■ **WHAT IS NEEDED**
The exercise asks you to copy every line below in which "otra" appears.

■ **STORED DATA**
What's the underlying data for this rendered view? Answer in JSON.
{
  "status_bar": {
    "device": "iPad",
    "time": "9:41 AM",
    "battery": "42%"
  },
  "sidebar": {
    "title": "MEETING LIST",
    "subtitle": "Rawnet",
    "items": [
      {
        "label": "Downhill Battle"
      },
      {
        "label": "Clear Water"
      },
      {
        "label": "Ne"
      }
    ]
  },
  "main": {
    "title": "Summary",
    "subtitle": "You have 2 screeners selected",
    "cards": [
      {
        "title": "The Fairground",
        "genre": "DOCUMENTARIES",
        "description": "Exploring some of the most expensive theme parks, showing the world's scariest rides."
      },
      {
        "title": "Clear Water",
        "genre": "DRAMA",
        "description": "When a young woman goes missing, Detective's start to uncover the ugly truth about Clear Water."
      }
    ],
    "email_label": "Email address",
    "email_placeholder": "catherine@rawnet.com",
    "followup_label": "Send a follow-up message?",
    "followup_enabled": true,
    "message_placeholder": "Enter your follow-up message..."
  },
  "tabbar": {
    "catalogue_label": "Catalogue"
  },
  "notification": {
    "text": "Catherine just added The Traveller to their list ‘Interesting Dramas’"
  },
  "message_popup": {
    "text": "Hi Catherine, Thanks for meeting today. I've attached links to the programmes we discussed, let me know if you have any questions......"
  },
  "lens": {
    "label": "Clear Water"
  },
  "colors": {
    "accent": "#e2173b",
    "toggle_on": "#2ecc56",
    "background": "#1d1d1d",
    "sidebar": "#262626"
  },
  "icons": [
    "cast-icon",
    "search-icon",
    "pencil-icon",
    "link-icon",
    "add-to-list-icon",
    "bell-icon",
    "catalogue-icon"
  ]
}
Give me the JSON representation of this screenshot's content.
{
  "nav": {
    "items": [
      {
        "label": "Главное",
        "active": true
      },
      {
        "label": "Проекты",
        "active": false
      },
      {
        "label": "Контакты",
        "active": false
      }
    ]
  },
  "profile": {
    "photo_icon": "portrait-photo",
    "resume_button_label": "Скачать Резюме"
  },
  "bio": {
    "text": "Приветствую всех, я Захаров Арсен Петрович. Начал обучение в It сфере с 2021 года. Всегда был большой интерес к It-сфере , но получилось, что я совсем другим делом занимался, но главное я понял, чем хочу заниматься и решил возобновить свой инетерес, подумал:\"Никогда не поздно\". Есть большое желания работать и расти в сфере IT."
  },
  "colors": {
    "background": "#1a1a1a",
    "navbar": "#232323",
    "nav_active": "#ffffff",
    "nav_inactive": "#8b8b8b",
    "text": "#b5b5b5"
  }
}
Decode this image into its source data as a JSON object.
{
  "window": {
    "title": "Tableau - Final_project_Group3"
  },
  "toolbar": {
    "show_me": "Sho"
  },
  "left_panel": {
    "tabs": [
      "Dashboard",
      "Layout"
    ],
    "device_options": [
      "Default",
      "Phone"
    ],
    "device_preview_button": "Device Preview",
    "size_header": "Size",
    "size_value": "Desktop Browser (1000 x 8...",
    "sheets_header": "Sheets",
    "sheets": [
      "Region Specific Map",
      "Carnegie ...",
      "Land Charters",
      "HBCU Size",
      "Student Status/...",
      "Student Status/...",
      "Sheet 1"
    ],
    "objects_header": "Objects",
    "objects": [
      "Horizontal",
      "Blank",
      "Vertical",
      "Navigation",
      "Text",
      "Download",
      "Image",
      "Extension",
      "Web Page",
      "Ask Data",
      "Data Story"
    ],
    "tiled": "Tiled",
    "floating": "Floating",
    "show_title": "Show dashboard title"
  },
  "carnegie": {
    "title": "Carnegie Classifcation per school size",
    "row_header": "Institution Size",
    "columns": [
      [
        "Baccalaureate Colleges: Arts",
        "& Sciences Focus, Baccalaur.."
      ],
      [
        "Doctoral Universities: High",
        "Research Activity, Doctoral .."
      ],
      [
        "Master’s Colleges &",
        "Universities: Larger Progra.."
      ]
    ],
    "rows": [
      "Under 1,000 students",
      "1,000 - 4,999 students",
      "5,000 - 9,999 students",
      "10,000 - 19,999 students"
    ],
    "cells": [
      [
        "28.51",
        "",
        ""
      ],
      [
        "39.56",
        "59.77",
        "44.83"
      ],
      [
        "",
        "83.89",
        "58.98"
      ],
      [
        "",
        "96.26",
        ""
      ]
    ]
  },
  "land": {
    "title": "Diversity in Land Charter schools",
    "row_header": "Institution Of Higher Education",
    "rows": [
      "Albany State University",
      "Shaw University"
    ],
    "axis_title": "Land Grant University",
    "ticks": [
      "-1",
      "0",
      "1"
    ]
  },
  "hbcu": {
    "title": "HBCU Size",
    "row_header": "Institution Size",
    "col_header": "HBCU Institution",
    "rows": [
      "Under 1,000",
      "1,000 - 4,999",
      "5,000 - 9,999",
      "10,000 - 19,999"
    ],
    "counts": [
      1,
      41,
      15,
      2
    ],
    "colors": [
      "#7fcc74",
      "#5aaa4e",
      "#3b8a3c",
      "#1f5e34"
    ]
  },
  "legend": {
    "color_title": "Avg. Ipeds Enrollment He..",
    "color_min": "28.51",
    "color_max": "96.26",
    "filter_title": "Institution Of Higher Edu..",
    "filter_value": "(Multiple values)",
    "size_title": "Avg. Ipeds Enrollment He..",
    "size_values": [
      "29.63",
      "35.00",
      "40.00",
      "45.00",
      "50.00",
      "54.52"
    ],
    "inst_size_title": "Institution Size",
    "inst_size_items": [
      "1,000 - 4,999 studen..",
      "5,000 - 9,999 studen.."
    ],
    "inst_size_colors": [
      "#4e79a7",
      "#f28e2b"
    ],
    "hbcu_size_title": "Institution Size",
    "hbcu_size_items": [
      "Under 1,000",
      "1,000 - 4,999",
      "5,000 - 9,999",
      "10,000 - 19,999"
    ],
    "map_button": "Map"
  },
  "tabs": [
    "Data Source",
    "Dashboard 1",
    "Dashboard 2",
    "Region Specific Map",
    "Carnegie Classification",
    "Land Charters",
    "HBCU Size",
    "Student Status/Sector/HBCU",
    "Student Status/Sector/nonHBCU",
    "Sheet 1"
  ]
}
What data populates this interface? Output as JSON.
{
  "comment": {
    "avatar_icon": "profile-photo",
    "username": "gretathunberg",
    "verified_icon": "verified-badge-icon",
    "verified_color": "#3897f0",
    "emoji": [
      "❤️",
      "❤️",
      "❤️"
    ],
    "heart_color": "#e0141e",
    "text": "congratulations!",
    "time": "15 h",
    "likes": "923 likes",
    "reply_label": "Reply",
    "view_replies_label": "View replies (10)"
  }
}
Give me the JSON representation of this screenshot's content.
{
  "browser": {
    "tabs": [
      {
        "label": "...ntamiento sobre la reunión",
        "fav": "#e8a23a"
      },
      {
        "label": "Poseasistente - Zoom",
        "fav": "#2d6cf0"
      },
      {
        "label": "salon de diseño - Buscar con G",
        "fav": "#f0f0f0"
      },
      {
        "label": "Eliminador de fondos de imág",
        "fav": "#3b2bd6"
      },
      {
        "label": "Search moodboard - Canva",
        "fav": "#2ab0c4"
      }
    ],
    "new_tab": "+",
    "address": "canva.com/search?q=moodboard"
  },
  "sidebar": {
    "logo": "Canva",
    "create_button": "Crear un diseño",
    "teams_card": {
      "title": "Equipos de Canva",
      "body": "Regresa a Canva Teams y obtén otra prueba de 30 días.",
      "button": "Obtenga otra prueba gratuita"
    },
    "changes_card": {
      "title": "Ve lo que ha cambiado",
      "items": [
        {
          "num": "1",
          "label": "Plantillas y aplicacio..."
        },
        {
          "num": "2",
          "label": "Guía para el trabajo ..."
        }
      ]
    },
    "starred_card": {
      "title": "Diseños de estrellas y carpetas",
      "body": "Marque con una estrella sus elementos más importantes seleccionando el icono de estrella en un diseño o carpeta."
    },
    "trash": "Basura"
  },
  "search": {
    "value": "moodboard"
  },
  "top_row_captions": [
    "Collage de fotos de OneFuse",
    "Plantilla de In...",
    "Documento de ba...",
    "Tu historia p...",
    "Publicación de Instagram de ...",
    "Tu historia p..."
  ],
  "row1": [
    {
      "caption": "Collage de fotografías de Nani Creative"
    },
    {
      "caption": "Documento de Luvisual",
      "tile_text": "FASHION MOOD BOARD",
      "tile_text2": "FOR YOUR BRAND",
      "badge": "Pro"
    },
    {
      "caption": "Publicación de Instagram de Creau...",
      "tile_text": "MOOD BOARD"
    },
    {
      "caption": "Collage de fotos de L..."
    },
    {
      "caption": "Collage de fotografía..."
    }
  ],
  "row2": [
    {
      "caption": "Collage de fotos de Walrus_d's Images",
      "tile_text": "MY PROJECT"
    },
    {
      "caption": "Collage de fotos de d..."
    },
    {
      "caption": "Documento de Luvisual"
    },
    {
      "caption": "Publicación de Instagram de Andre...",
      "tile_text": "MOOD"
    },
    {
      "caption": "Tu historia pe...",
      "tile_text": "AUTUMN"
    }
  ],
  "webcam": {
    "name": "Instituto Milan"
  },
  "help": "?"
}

■ **ANSWER TO THIS TASK**
      "body": "Regresa a Canva Teams y obtén otra prueba de 30 días.",
      "button": "Obtenga otra prueba gratuita"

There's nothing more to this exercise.